YOUR OBJECTIVE: List each line of the data that holds the string "ylabel".

══════

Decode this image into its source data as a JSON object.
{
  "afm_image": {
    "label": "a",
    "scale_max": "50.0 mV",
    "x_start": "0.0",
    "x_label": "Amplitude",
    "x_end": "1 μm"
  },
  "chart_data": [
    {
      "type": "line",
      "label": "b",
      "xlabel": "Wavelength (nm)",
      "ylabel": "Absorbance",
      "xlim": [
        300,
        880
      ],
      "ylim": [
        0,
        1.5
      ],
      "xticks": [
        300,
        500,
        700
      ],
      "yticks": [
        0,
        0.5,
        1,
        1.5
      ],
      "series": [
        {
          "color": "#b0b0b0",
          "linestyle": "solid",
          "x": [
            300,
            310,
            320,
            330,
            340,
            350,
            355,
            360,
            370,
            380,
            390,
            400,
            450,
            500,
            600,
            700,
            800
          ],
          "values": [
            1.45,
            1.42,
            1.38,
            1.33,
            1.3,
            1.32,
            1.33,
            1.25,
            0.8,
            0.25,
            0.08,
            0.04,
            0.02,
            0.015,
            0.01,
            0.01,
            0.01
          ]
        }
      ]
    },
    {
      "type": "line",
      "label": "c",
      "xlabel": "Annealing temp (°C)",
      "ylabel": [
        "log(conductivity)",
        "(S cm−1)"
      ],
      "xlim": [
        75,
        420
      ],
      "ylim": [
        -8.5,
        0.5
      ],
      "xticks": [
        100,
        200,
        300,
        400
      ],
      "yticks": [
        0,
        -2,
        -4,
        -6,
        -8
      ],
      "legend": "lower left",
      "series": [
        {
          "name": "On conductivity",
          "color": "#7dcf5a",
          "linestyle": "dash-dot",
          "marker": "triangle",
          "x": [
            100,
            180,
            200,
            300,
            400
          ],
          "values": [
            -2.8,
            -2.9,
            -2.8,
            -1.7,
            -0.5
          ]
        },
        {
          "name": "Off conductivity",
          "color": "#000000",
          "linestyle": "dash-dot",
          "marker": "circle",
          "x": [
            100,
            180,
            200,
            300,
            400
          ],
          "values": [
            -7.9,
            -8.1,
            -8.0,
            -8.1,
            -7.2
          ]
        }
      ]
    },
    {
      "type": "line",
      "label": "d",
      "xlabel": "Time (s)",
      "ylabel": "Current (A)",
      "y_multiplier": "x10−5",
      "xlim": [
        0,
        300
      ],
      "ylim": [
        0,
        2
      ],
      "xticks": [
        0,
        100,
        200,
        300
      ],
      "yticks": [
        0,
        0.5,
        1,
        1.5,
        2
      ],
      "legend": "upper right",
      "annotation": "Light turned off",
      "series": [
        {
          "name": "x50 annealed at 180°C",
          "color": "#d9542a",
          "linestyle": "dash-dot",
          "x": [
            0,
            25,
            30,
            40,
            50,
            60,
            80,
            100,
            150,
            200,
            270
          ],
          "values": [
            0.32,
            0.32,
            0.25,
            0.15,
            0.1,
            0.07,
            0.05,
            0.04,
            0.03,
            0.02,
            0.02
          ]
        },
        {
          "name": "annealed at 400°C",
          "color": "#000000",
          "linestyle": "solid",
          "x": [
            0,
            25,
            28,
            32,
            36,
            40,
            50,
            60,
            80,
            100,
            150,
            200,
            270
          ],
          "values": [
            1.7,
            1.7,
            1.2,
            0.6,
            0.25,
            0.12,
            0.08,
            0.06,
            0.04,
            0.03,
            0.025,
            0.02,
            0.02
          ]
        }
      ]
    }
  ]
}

══════

RESULT OF THE EXERCISE:
      "ylabel": "Absorbance",
      "ylabel": [
      "ylabel": "Current (A)",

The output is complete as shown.